• **WRITTEN TASK**: Rewrite the listing below with each "visibility-eye-icon" changed to "eye-toggle-icon" and nothing else altered.

• **PROVIDED RECORDS**:
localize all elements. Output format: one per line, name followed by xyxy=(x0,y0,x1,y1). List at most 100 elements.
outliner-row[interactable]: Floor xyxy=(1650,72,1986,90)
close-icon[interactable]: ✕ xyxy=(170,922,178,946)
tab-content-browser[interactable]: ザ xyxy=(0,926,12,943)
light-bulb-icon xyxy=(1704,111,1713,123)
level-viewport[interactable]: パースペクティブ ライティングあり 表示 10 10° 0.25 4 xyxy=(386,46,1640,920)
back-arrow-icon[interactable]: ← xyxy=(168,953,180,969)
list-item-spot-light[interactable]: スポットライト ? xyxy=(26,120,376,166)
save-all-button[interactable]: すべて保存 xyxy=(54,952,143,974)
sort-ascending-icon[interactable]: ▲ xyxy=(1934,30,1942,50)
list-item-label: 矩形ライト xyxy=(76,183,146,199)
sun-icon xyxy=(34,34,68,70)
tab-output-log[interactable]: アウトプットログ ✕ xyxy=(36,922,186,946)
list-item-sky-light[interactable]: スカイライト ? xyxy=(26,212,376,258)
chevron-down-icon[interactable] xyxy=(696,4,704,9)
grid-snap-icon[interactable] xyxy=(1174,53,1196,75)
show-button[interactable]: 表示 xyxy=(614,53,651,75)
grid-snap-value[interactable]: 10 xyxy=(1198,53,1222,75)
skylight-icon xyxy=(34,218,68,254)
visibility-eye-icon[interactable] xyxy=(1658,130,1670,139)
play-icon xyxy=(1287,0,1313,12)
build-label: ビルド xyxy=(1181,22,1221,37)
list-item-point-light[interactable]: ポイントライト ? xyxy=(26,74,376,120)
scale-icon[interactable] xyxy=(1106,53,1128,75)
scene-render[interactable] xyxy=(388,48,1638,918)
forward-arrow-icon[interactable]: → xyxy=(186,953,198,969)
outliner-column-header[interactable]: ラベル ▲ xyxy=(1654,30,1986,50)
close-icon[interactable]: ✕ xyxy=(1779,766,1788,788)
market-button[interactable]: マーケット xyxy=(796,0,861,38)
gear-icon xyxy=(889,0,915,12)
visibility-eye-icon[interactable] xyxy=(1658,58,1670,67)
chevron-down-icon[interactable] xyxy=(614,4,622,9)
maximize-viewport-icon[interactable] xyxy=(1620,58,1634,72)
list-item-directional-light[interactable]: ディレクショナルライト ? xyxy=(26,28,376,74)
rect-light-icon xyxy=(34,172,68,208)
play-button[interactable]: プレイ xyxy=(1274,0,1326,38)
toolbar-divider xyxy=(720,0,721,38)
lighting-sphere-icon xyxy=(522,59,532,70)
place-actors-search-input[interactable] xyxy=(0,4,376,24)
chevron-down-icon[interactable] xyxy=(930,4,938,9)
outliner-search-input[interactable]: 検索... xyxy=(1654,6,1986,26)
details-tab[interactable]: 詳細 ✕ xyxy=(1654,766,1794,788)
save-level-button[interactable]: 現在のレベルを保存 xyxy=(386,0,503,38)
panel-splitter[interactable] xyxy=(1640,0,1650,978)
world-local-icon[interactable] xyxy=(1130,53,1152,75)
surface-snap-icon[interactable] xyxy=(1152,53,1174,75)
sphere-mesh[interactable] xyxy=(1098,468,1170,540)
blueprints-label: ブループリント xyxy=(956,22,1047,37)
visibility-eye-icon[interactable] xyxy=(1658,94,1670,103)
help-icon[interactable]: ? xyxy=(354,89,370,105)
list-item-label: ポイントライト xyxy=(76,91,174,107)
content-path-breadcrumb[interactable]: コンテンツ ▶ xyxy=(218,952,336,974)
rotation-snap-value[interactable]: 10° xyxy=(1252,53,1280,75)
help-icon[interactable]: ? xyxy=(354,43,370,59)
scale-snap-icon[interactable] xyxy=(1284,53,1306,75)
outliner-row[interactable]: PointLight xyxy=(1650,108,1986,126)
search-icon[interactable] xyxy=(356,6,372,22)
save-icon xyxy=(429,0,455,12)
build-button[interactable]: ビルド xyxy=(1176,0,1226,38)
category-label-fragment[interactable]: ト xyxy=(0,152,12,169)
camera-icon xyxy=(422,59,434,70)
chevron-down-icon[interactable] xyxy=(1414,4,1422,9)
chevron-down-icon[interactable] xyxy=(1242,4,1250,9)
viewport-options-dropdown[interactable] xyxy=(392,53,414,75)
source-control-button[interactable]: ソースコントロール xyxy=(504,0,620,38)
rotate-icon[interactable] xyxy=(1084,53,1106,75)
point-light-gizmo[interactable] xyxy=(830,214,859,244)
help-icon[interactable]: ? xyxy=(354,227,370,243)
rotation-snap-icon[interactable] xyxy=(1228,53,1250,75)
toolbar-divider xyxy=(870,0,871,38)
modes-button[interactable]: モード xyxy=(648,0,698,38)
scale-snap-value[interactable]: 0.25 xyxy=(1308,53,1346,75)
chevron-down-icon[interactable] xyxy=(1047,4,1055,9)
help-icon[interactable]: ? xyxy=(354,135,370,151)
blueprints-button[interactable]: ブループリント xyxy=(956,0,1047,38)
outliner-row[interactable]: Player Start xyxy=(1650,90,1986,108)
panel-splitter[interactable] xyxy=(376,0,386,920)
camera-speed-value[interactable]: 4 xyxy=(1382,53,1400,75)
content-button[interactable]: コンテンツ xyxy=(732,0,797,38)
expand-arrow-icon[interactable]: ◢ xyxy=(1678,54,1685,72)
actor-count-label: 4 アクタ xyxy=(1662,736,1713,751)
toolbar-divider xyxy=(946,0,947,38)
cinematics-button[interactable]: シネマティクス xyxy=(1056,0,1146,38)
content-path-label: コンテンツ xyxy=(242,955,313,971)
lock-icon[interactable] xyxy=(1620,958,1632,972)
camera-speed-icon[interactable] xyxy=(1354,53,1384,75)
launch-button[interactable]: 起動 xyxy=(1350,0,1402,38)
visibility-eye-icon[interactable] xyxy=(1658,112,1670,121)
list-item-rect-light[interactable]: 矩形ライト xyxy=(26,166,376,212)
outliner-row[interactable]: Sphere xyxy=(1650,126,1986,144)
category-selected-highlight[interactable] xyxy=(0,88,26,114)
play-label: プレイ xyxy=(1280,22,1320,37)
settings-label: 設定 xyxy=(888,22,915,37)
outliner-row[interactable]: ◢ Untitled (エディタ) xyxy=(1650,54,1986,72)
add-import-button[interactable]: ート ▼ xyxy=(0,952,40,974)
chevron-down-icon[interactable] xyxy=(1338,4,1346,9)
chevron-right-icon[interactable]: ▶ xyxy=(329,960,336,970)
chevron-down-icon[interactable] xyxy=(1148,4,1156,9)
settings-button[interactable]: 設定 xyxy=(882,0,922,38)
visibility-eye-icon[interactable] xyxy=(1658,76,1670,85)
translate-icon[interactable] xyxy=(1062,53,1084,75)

• **REPLY TO THE EXERCISE**:
localize all elements. Output format: one per line, name followed by xyxy=(x0,y0,x1,y1). List at most 100 elements.
outliner-row[interactable]: Floor xyxy=(1650,72,1986,90)
close-icon[interactable]: ✕ xyxy=(170,922,178,946)
tab-content-browser[interactable]: ザ xyxy=(0,926,12,943)
light-bulb-icon xyxy=(1704,111,1713,123)
level-viewport[interactable]: パースペクティブ ライティングあり 表示 10 10° 0.25 4 xyxy=(386,46,1640,920)
back-arrow-icon[interactable]: ← xyxy=(168,953,180,969)
list-item-spot-light[interactable]: スポットライト ? xyxy=(26,120,376,166)
save-all-button[interactable]: すべて保存 xyxy=(54,952,143,974)
sort-ascending-icon[interactable]: ▲ xyxy=(1934,30,1942,50)
list-item-label: 矩形ライト xyxy=(76,183,146,199)
sun-icon xyxy=(34,34,68,70)
tab-output-log[interactable]: アウトプットログ ✕ xyxy=(36,922,186,946)
list-item-sky-light[interactable]: スカイライト ? xyxy=(26,212,376,258)
chevron-down-icon[interactable] xyxy=(696,4,704,9)
grid-snap-icon[interactable] xyxy=(1174,53,1196,75)
show-button[interactable]: 表示 xyxy=(614,53,651,75)
grid-snap-value[interactable]: 10 xyxy=(1198,53,1222,75)
skylight-icon xyxy=(34,218,68,254)
eye-toggle-icon[interactable] xyxy=(1658,130,1670,139)
play-icon xyxy=(1287,0,1313,12)
build-label: ビルド xyxy=(1181,22,1221,37)
list-item-point-light[interactable]: ポイントライト ? xyxy=(26,74,376,120)
scale-icon[interactable] xyxy=(1106,53,1128,75)
scene-render[interactable] xyxy=(388,48,1638,918)
forward-arrow-icon[interactable]: → xyxy=(186,953,198,969)
outliner-column-header[interactable]: ラベル ▲ xyxy=(1654,30,1986,50)
close-icon[interactable]: ✕ xyxy=(1779,766,1788,788)
market-button[interactable]: マーケット xyxy=(796,0,861,38)
gear-icon xyxy=(889,0,915,12)
eye-toggle-icon[interactable] xyxy=(1658,58,1670,67)
chevron-down-icon[interactable] xyxy=(614,4,622,9)
maximize-viewport-icon[interactable] xyxy=(1620,58,1634,72)
list-item-directional-light[interactable]: ディレクショナルライト ? xyxy=(26,28,376,74)
rect-light-icon xyxy=(34,172,68,208)
play-button[interactable]: プレイ xyxy=(1274,0,1326,38)
toolbar-divider xyxy=(720,0,721,38)
lighting-sphere-icon xyxy=(522,59,532,70)
place-actors-search-input[interactable] xyxy=(0,4,376,24)
chevron-down-icon[interactable] xyxy=(930,4,938,9)
outliner-search-input[interactable]: 検索... xyxy=(1654,6,1986,26)
details-tab[interactable]: 詳細 ✕ xyxy=(1654,766,1794,788)
save-level-button[interactable]: 現在のレベルを保存 xyxy=(386,0,503,38)
panel-splitter[interactable] xyxy=(1640,0,1650,978)
world-local-icon[interactable] xyxy=(1130,53,1152,75)
surface-snap-icon[interactable] xyxy=(1152,53,1174,75)
sphere-mesh[interactable] xyxy=(1098,468,1170,540)
blueprints-label: ブループリント xyxy=(956,22,1047,37)
eye-toggle-icon[interactable] xyxy=(1658,94,1670,103)
help-icon[interactable]: ? xyxy=(354,89,370,105)
list-item-label: ポイントライト xyxy=(76,91,174,107)
content-path-breadcrumb[interactable]: コンテンツ ▶ xyxy=(218,952,336,974)
rotation-snap-value[interactable]: 10° xyxy=(1252,53,1280,75)
help-icon[interactable]: ? xyxy=(354,43,370,59)
scale-snap-icon[interactable] xyxy=(1284,53,1306,75)
outliner-row[interactable]: PointLight xyxy=(1650,108,1986,126)
search-icon[interactable] xyxy=(356,6,372,22)
save-icon xyxy=(429,0,455,12)
build-button[interactable]: ビルド xyxy=(1176,0,1226,38)
category-label-fragment[interactable]: ト xyxy=(0,152,12,169)
camera-icon xyxy=(422,59,434,70)
chevron-down-icon[interactable] xyxy=(1414,4,1422,9)
chevron-down-icon[interactable] xyxy=(1242,4,1250,9)
viewport-options-dropdown[interactable] xyxy=(392,53,414,75)
source-control-button[interactable]: ソースコントロール xyxy=(504,0,620,38)
rotate-icon[interactable] xyxy=(1084,53,1106,75)
point-light-gizmo[interactable] xyxy=(830,214,859,244)
help-icon[interactable]: ? xyxy=(354,227,370,243)
rotation-snap-icon[interactable] xyxy=(1228,53,1250,75)
toolbar-divider xyxy=(870,0,871,38)
modes-button[interactable]: モード xyxy=(648,0,698,38)
scale-snap-value[interactable]: 0.25 xyxy=(1308,53,1346,75)
chevron-down-icon[interactable] xyxy=(1047,4,1055,9)
help-icon[interactable]: ? xyxy=(354,135,370,151)
blueprints-button[interactable]: ブループリント xyxy=(956,0,1047,38)
outliner-row[interactable]: Player Start xyxy=(1650,90,1986,108)
panel-splitter[interactable] xyxy=(376,0,386,920)
camera-speed-value[interactable]: 4 xyxy=(1382,53,1400,75)
content-button[interactable]: コンテンツ xyxy=(732,0,797,38)
expand-arrow-icon[interactable]: ◢ xyxy=(1678,54,1685,72)
actor-count-label: 4 アクタ xyxy=(1662,736,1713,751)
toolbar-divider xyxy=(946,0,947,38)
cinematics-button[interactable]: シネマティクス xyxy=(1056,0,1146,38)
content-path-label: コンテンツ xyxy=(242,955,313,971)
lock-icon[interactable] xyxy=(1620,958,1632,972)
camera-speed-icon[interactable] xyxy=(1354,53,1384,75)
launch-button[interactable]: 起動 xyxy=(1350,0,1402,38)
eye-toggle-icon[interactable] xyxy=(1658,112,1670,121)
list-item-rect-light[interactable]: 矩形ライト xyxy=(26,166,376,212)
outliner-row[interactable]: Sphere xyxy=(1650,126,1986,144)
category-selected-highlight[interactable] xyxy=(0,88,26,114)
play-label: プレイ xyxy=(1280,22,1320,37)
settings-label: 設定 xyxy=(888,22,915,37)
outliner-row[interactable]: ◢ Untitled (エディタ) xyxy=(1650,54,1986,72)
add-import-button[interactable]: ート ▼ xyxy=(0,952,40,974)
chevron-down-icon[interactable] xyxy=(1338,4,1346,9)
chevron-right-icon[interactable]: ▶ xyxy=(329,960,336,970)
chevron-down-icon[interactable] xyxy=(1148,4,1156,9)
settings-button[interactable]: 設定 xyxy=(882,0,922,38)
eye-toggle-icon[interactable] xyxy=(1658,76,1670,85)
translate-icon[interactable] xyxy=(1062,53,1084,75)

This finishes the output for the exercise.